((
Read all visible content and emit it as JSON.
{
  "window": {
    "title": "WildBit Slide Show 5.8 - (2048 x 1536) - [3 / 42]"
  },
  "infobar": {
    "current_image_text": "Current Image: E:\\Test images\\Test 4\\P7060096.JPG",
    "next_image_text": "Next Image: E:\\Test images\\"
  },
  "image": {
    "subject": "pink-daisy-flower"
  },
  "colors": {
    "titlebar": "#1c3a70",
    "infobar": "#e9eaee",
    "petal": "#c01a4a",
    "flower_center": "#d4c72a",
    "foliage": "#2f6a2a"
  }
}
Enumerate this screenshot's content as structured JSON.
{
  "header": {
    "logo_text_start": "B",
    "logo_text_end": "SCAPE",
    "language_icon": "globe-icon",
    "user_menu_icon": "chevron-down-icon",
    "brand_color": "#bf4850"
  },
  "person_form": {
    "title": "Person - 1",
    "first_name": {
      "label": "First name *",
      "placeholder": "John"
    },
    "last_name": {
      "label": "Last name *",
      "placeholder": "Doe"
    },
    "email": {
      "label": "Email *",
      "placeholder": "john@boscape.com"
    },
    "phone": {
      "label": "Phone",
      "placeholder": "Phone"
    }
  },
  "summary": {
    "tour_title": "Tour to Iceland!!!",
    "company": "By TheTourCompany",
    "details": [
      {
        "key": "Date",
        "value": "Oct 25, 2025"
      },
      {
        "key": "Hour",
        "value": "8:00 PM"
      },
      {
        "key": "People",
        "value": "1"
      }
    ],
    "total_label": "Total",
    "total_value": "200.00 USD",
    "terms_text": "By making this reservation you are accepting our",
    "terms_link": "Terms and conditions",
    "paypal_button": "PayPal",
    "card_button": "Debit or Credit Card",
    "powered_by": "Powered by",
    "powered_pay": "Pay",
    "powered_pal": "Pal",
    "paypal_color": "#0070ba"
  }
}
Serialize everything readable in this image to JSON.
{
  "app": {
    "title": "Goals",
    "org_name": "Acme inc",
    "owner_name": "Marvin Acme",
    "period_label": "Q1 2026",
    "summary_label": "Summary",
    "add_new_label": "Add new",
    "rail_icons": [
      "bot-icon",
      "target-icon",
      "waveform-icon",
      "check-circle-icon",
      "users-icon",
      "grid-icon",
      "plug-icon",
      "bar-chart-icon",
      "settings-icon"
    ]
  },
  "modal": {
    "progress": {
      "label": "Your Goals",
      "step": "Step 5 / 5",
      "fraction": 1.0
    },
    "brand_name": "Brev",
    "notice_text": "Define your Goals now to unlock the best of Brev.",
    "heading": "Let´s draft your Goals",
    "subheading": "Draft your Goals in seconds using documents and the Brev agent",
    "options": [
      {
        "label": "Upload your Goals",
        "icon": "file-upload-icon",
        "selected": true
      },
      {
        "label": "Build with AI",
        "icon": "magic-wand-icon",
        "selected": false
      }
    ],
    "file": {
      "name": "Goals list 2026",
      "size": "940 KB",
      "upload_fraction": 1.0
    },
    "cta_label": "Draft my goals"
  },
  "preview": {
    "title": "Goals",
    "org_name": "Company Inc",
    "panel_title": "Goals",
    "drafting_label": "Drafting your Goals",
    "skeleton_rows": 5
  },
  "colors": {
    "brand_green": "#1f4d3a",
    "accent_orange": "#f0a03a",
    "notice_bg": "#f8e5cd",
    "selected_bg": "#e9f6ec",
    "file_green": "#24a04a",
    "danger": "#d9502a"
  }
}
))
Repeat the records exactly, including every line.

(CORRECT ANSWER):
Read all visible content and emit it as JSON.
{
  "window": {
    "title": "WildBit Slide Show 5.8 - (2048 x 1536) - [3 / 42]"
  },
  "infobar": {
    "current_image_text": "Current Image: E:\\Test images\\Test 4\\P7060096.JPG",
    "next_image_text": "Next Image: E:\\Test images\\"
  },
  "image": {
    "subject": "pink-daisy-flower"
  },
  "colors": {
    "titlebar": "#1c3a70",
    "infobar": "#e9eaee",
    "petal": "#c01a4a",
    "flower_center": "#d4c72a",
    "foliage": "#2f6a2a"
  }
}
Enumerate this screenshot's content as structured JSON.
{
  "header": {
    "logo_text_start": "B",
    "logo_text_end": "SCAPE",
    "language_icon": "globe-icon",
    "user_menu_icon": "chevron-down-icon",
    "brand_color": "#bf4850"
  },
  "person_form": {
    "title": "Person - 1",
    "first_name": {
      "label": "First name *",
      "placeholder": "John"
    },
    "last_name": {
      "label": "Last name *",
      "placeholder": "Doe"
    },
    "email": {
      "label": "Email *",
      "placeholder": "john@boscape.com"
    },
    "phone": {
      "label": "Phone",
      "placeholder": "Phone"
    }
  },
  "summary": {
    "tour_title": "Tour to Iceland!!!",
    "company": "By TheTourCompany",
    "details": [
      {
        "key": "Date",
        "value": "Oct 25, 2025"
      },
      {
        "key": "Hour",
        "value": "8:00 PM"
      },
      {
        "key": "People",
        "value": "1"
      }
    ],
    "total_label": "Total",
    "total_value": "200.00 USD",
    "terms_text": "By making this reservation you are accepting our",
    "terms_link": "Terms and conditions",
    "paypal_button": "PayPal",
    "card_button": "Debit or Credit Card",
    "powered_by": "Powered by",
    "powered_pay": "Pay",
    "powered_pal": "Pal",
    "paypal_color": "#0070ba"
  }
}
Serialize everything readable in this image to JSON.
{
  "app": {
    "title": "Goals",
    "org_name": "Acme inc",
    "owner_name": "Marvin Acme",
    "period_label": "Q1 2026",
    "summary_label": "Summary",
    "add_new_label": "Add new",
    "rail_icons": [
      "bot-icon",
      "target-icon",
      "waveform-icon",
      "check-circle-icon",
      "users-icon",
      "grid-icon",
      "plug-icon",
      "bar-chart-icon",
      "settings-icon"
    ]
  },
  "modal": {
    "progress": {
      "label": "Your Goals",
      "step": "Step 5 / 5",
      "fraction": 1.0
    },
    "brand_name": "Brev",
    "notice_text": "Define your Goals now to unlock the best of Brev.",
    "heading": "Let´s draft your Goals",
    "subheading": "Draft your Goals in seconds using documents and the Brev agent",
    "options": [
      {
        "label": "Upload your Goals",
        "icon": "file-upload-icon",
        "selected": true
      },
      {
        "label": "Build with AI",
        "icon": "magic-wand-icon",
        "selected": false
      }
    ],
    "file": {
      "name": "Goals list 2026",
      "size": "940 KB",
      "upload_fraction": 1.0
    },
    "cta_label": "Draft my goals"
  },
  "preview": {
    "title": "Goals",
    "org_name": "Company Inc",
    "panel_title": "Goals",
    "drafting_label": "Drafting your Goals",
    "skeleton_rows": 5
  },
  "colors": {
    "brand_green": "#1f4d3a",
    "accent_orange": "#f0a03a",
    "notice_bg": "#f8e5cd",
    "selected_bg": "#e9f6ec",
    "file_green": "#24a04a",
    "danger": "#d9502a"
  }
}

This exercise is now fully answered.